• INSTRUCTIONS FOR THE TASK:
Read the records and gather each line that includes "name".

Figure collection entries
......

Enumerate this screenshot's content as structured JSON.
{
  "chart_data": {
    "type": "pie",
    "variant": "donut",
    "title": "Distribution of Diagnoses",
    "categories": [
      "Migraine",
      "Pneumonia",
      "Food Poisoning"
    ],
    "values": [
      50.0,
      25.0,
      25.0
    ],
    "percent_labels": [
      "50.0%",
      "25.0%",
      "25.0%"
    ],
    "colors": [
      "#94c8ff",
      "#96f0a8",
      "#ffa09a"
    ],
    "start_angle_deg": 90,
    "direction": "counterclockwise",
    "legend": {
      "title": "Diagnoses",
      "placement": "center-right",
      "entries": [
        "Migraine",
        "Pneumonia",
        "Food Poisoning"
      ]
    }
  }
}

......

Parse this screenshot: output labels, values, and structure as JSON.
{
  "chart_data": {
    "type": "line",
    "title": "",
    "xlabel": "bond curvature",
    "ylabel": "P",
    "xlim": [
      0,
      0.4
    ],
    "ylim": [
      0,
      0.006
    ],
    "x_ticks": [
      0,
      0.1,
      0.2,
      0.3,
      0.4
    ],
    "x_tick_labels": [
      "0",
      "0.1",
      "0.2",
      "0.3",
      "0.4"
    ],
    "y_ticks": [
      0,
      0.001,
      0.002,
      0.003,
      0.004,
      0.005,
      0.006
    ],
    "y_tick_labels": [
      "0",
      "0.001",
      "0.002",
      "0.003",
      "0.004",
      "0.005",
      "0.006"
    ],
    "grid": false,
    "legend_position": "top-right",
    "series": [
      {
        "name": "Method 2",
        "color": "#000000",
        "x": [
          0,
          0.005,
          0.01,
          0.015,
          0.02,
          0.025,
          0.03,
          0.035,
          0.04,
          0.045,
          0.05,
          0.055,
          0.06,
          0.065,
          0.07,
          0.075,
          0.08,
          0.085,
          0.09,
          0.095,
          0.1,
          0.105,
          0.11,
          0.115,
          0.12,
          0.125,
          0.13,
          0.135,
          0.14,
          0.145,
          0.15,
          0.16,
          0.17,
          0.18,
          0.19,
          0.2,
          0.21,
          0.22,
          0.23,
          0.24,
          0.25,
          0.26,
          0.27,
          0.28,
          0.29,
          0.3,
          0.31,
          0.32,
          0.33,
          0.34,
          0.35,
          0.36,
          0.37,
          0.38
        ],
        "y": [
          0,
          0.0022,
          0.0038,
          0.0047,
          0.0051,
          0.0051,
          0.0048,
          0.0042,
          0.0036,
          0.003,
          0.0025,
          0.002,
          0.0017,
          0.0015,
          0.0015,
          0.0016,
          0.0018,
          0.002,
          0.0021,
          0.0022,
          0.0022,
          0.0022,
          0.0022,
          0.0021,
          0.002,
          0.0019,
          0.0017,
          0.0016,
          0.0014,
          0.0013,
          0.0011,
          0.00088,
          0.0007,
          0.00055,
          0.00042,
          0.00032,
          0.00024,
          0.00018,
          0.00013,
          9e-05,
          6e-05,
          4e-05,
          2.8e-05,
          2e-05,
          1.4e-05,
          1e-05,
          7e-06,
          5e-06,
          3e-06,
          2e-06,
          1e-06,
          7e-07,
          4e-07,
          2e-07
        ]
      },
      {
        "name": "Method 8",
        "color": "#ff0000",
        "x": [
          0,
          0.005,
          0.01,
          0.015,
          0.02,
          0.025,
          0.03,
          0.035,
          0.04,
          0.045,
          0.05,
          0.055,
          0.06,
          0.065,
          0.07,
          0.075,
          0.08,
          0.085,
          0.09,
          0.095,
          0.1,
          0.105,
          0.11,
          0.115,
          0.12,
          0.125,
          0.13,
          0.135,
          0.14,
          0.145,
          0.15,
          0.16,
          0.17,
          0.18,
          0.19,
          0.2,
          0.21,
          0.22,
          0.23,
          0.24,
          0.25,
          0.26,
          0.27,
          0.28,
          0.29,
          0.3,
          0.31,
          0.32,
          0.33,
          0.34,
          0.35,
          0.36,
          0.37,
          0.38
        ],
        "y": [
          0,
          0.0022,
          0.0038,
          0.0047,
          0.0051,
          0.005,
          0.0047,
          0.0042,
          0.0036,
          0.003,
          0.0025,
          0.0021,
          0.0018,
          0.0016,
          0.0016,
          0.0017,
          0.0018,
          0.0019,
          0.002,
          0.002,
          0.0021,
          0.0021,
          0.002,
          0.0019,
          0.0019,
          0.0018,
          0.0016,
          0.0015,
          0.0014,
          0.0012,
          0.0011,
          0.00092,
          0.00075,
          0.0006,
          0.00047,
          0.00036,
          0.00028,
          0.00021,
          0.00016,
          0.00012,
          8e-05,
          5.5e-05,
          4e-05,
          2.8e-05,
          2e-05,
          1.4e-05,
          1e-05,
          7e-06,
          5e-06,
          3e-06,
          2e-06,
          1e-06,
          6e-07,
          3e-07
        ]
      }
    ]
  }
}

......

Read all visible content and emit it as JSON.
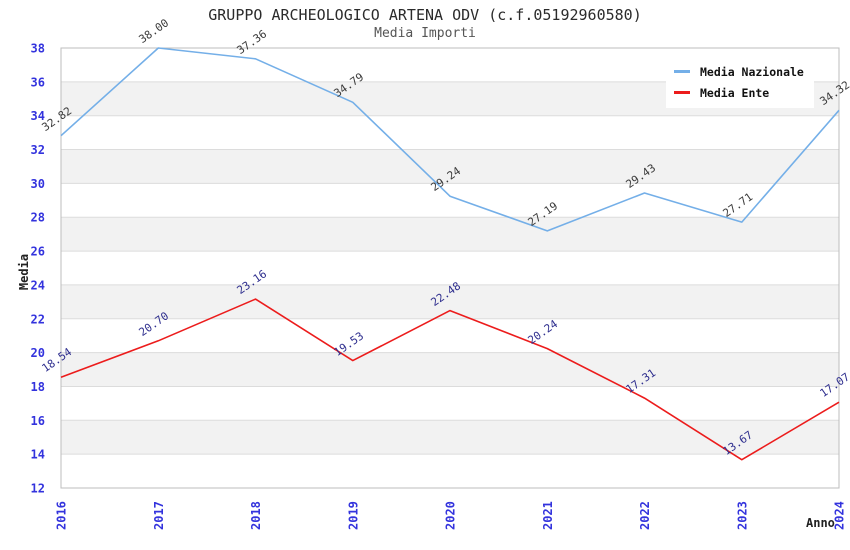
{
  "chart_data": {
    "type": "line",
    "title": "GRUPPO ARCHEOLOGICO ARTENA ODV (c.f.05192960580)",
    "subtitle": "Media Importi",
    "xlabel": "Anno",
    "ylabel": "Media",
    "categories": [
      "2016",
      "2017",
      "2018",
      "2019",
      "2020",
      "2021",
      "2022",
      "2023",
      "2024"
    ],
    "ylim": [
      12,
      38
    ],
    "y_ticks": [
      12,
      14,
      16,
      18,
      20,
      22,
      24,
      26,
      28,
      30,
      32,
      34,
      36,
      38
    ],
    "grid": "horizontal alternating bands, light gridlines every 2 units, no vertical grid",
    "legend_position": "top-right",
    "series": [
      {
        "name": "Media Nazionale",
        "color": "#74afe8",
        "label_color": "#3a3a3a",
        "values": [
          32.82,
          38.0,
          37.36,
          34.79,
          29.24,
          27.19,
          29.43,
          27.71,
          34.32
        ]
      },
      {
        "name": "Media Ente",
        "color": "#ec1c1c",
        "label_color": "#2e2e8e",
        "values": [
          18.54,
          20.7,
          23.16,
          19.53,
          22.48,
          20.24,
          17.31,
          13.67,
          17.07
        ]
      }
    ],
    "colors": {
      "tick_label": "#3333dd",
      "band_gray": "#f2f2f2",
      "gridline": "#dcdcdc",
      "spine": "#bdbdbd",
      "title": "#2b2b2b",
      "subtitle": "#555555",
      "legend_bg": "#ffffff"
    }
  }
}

......

• RESULT OF THE TASK:
        "name": "Method 2",
        "name": "Method 8",
        "name": "Media Nazionale",
        "name": "Media Ente",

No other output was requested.